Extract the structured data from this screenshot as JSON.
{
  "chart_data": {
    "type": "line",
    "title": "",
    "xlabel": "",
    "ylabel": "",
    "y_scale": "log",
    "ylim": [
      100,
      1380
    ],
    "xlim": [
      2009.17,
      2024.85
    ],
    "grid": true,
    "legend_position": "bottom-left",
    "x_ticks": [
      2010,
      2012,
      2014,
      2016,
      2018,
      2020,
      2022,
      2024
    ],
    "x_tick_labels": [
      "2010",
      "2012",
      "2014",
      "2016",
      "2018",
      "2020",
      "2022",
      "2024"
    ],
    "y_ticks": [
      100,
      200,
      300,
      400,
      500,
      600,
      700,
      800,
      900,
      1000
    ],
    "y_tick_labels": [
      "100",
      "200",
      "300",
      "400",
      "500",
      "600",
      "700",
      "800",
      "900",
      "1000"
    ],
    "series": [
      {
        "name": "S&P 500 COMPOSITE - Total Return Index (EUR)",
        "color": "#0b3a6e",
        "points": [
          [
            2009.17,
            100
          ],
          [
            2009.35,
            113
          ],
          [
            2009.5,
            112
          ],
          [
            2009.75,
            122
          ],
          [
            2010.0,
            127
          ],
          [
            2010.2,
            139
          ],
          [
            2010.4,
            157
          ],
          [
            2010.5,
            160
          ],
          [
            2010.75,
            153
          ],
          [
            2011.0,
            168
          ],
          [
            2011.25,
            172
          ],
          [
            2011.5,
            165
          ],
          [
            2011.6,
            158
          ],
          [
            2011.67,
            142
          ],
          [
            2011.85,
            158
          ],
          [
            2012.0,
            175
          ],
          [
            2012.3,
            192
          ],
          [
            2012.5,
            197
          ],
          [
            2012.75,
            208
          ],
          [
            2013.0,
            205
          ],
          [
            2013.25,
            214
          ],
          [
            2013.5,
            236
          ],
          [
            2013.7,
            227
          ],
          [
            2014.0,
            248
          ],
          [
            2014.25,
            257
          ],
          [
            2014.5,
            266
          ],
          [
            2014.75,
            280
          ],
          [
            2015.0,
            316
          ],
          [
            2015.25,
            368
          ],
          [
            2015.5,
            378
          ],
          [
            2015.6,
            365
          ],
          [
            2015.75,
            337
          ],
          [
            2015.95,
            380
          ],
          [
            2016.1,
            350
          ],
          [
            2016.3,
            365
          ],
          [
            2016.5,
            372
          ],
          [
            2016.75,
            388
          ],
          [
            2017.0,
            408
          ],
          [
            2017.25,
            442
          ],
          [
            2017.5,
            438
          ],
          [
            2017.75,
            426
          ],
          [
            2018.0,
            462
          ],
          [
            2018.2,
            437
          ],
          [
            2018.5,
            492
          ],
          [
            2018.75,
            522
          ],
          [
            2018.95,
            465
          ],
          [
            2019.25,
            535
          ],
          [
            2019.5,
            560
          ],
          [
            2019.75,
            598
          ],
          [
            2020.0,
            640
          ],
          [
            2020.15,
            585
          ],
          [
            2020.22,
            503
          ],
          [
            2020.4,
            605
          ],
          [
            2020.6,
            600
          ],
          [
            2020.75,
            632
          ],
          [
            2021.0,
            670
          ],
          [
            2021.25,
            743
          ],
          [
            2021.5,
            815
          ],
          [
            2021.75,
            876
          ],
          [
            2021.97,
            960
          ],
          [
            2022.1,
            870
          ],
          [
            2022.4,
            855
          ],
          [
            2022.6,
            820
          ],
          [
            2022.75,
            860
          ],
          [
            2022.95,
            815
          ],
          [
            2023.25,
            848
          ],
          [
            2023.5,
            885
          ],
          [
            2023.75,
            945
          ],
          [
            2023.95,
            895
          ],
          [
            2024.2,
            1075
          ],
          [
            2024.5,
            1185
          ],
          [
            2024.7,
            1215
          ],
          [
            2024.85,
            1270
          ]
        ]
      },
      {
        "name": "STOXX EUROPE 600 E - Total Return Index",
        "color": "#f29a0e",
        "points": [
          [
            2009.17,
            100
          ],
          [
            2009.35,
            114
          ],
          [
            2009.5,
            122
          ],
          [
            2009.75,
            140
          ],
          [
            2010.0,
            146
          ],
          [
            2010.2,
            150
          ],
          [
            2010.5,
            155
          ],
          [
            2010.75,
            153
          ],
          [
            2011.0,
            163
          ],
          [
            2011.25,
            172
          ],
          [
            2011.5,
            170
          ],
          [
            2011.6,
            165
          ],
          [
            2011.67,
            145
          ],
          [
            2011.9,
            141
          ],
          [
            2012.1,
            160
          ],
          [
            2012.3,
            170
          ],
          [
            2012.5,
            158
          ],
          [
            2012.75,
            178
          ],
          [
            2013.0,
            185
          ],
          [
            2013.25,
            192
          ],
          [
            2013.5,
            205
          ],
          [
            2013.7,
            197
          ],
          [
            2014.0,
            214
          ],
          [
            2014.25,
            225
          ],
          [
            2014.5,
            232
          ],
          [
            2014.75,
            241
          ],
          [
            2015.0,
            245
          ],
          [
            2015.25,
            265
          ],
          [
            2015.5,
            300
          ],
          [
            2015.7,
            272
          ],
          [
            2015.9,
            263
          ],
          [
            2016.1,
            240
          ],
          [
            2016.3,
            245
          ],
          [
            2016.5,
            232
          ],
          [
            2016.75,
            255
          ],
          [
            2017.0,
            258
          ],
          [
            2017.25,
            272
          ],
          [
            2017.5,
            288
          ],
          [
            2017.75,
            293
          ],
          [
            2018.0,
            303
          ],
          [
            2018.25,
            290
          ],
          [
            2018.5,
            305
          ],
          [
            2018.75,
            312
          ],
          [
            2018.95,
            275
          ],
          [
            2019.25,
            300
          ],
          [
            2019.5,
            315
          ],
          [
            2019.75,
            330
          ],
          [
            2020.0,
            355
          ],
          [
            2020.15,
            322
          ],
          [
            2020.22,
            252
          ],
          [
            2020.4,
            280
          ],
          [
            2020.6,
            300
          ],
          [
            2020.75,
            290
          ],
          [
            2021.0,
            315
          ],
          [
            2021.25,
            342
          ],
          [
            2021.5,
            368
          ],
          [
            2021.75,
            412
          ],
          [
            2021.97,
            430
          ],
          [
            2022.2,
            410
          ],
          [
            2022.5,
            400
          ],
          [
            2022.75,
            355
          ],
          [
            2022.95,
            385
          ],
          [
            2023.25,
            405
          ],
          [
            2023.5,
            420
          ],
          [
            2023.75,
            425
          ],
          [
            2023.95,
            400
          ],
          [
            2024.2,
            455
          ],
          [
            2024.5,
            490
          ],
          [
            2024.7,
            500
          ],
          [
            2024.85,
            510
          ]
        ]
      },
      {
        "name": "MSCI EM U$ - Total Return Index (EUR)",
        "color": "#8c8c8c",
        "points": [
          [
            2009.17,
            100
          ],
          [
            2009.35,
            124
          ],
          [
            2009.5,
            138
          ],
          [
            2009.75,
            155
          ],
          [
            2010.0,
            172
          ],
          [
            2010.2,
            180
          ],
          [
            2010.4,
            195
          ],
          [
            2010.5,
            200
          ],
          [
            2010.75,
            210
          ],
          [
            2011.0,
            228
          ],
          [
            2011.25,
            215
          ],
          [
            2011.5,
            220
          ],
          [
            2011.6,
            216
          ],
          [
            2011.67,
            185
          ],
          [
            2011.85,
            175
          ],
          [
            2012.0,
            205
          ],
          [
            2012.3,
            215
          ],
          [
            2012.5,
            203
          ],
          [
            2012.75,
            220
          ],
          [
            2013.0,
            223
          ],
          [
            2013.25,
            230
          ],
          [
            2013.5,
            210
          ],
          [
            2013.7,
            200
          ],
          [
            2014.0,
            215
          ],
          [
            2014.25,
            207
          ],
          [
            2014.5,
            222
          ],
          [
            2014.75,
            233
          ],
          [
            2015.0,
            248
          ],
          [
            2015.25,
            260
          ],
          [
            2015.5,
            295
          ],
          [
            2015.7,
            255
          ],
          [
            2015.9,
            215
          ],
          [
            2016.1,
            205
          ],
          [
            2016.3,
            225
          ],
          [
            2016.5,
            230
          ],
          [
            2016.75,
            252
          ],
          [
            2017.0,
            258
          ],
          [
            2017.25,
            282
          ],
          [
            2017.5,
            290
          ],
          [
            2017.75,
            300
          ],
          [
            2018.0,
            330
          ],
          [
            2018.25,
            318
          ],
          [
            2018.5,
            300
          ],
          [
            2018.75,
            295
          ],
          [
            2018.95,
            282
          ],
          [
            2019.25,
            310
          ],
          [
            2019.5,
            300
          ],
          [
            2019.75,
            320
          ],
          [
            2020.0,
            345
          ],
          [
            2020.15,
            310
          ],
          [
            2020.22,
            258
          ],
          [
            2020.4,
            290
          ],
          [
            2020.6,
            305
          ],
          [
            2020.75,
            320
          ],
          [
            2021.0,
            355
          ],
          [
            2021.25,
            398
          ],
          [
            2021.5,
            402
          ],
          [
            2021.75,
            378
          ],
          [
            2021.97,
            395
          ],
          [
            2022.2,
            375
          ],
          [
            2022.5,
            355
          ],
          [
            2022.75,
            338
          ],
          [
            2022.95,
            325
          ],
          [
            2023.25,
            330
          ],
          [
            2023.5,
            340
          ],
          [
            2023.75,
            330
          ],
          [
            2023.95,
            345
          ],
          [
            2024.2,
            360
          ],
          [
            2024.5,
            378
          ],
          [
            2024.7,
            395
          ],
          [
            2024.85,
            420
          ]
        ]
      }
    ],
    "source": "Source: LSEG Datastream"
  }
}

Task objective:
List every line above that holds the word "name".

Result of this task:
        "name": "S&P 500 COMPOSITE - Total Return Index (EUR)",
        "name": "STOXX EUROPE 600 E - Total Return Index",
        "name": "MSCI EM U$ - Total Return Index (EUR)",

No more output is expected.